### PROBLEM DESCRIPTION
In the listing below, locate the lines bearing the word "教育基础知识". Copy every one of them.
#####
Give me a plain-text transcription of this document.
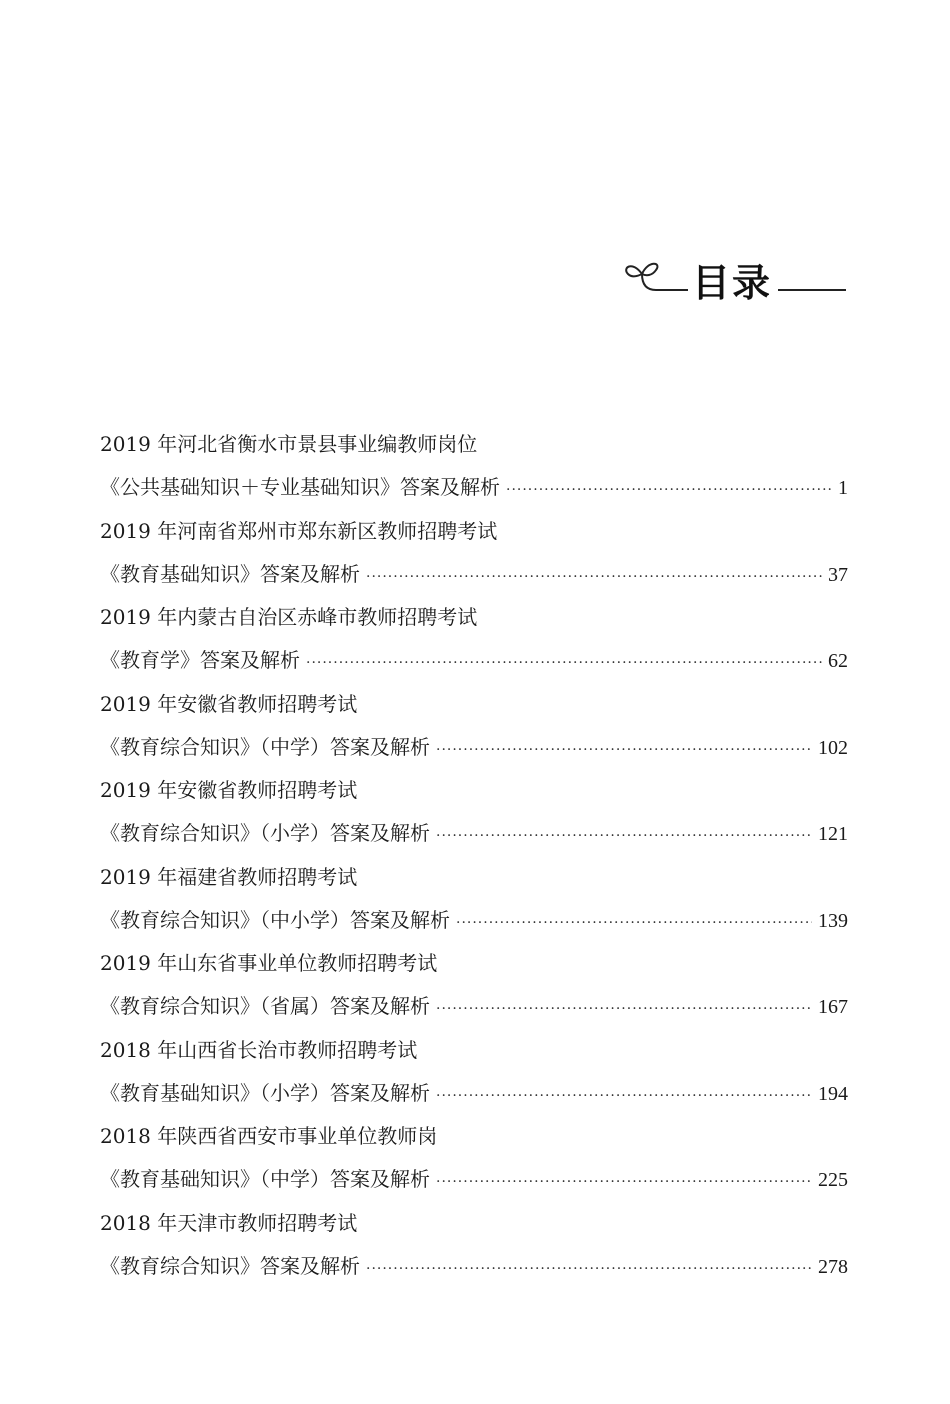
目录
2019 年河北省衡水市景县事业编教师岗位
《公共基础知识＋专业基础知识》答案及解析 ·····	1
2019 年河南省郑州市郑东新区教师招聘考试
《教育基础知识》答案及解析 ·····	37
2019 年内蒙古自治区赤峰市教师招聘考试
《教育学》答案及解析 ·····	62
2019 年安徽省教师招聘考试
《教育综合知识》（中学）答案及解析 ·····	102
2019 年安徽省教师招聘考试
《教育综合知识》（小学）答案及解析 ·····	121
2019 年福建省教师招聘考试
《教育综合知识》（中小学）答案及解析 ·····	139
2019 年山东省事业单位教师招聘考试
《教育综合知识》（省属）答案及解析 ·····	167
2018 年山西省长治市教师招聘考试
《教育基础知识》（小学）答案及解析 ·····	194
2018 年陕西省西安市事业单位教师岗
《教育基础知识》（中学）答案及解析 ·····	225
2018 年天津市教师招聘考试
《教育综合知识》答案及解析 ·····	278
#####
### OUTPUT
《教育基础知识》答案及解析 ·····	37
《教育基础知识》（小学）答案及解析 ·····	194
《教育基础知识》（中学）答案及解析 ·····	225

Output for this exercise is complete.